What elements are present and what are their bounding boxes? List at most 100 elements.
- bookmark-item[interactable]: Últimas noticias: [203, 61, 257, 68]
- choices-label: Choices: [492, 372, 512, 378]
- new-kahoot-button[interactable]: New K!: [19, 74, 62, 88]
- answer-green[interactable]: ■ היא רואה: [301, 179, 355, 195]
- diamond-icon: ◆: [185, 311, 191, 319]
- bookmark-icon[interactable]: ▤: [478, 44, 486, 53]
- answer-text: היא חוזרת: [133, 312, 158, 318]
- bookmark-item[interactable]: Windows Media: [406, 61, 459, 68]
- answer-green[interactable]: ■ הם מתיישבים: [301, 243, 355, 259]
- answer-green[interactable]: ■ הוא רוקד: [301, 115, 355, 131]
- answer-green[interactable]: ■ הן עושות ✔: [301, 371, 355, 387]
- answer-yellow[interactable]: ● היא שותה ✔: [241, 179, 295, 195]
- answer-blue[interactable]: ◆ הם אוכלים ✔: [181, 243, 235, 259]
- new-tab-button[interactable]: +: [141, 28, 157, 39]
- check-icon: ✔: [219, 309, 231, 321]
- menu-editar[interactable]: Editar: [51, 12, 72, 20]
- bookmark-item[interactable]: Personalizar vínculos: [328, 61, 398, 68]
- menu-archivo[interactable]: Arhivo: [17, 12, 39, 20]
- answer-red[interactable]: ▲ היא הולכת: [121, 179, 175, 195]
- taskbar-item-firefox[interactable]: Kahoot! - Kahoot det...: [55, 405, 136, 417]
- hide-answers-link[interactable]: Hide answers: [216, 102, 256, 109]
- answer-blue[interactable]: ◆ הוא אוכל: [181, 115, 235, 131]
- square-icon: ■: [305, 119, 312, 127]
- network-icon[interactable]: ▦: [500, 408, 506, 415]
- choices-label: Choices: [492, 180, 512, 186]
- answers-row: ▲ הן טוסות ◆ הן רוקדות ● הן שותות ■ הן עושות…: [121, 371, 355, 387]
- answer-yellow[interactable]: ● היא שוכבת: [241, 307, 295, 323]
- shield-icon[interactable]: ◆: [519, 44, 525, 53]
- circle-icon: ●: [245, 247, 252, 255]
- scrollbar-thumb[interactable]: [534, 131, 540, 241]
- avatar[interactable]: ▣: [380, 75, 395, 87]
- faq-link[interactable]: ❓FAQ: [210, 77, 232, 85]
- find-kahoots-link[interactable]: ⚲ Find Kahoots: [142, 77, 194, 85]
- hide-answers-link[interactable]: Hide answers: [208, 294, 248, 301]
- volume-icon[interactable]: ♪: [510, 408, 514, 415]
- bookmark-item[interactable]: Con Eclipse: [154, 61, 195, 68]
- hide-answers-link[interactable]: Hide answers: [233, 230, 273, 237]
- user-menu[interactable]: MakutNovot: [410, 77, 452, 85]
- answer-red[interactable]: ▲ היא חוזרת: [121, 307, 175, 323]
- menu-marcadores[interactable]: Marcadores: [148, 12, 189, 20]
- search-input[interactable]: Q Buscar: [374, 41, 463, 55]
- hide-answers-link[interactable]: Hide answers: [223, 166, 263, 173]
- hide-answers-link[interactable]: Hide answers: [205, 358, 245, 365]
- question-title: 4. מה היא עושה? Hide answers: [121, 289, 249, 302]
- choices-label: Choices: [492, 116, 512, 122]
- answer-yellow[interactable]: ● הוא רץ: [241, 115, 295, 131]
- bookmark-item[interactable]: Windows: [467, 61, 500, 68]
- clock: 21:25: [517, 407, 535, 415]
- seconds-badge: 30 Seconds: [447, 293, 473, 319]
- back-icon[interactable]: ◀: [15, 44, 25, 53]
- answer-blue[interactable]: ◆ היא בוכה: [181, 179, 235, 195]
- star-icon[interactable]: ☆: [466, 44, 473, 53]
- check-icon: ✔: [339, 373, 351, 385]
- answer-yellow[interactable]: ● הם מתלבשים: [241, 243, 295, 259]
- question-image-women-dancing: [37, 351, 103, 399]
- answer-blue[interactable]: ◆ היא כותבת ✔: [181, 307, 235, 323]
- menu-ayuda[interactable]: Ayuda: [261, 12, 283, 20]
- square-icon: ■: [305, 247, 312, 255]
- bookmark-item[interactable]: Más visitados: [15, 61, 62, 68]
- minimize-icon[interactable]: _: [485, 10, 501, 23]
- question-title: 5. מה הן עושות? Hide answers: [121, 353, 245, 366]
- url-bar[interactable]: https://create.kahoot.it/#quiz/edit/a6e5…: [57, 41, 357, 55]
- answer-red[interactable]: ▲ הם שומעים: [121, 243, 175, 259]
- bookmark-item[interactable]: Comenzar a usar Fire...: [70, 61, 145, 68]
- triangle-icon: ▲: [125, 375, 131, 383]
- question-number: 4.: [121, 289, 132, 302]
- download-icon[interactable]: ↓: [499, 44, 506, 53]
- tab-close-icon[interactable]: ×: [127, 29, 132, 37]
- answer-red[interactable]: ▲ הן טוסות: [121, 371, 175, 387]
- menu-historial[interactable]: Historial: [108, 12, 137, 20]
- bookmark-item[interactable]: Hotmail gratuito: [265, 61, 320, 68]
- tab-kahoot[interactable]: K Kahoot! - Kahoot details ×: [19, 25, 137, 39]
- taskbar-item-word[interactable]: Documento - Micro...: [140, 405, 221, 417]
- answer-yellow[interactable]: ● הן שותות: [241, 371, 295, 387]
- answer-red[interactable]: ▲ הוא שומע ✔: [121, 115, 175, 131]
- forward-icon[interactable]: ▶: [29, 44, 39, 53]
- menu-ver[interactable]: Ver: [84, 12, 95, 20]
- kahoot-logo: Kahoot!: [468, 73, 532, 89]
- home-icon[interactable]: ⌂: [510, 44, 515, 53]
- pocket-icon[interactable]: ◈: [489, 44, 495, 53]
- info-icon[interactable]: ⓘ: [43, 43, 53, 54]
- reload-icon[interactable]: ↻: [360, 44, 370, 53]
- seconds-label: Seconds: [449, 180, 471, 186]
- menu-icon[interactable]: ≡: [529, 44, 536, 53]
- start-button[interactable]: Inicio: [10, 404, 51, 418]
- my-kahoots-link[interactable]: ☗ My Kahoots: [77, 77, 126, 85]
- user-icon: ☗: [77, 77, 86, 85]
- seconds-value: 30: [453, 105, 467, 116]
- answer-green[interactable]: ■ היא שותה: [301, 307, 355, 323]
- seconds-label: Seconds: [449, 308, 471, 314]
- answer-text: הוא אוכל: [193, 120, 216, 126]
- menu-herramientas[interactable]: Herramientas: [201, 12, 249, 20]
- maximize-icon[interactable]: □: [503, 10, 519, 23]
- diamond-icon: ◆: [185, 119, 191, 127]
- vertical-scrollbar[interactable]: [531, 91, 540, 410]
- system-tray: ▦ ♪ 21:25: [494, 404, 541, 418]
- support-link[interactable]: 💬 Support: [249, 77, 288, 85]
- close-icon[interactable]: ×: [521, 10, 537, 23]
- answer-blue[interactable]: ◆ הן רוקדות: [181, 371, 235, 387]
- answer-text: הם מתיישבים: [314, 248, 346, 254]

▶ **Exercise brief**
Rename "answer-green" to "option-green" in the stretch from the start of the data through the line containing "- answer-blue[interactable]: ◆ הם", and reproduce only those lines, otherwise unchanged.

▶ **Solution to the problem**
What elements are present and what are their bounding boxes? List at most 100 elements.
- bookmark-item[interactable]: Últimas noticias: [203, 61, 257, 68]
- choices-label: Choices: [492, 372, 512, 378]
- new-kahoot-button[interactable]: New K!: [19, 74, 62, 88]
- option-green[interactable]: ■ היא רואה: [301, 179, 355, 195]
- diamond-icon: ◆: [185, 311, 191, 319]
- bookmark-icon[interactable]: ▤: [478, 44, 486, 53]
- answer-text: היא חוזרת: [133, 312, 158, 318]
- bookmark-item[interactable]: Windows Media: [406, 61, 459, 68]
- option-green[interactable]: ■ הם מתיישבים: [301, 243, 355, 259]
- option-green[interactable]: ■ הוא רוקד: [301, 115, 355, 131]
- option-green[interactable]: ■ הן עושות ✔: [301, 371, 355, 387]
- answer-yellow[interactable]: ● היא שותה ✔: [241, 179, 295, 195]
- answer-blue[interactable]: ◆ הם אוכלים ✔: [181, 243, 235, 259]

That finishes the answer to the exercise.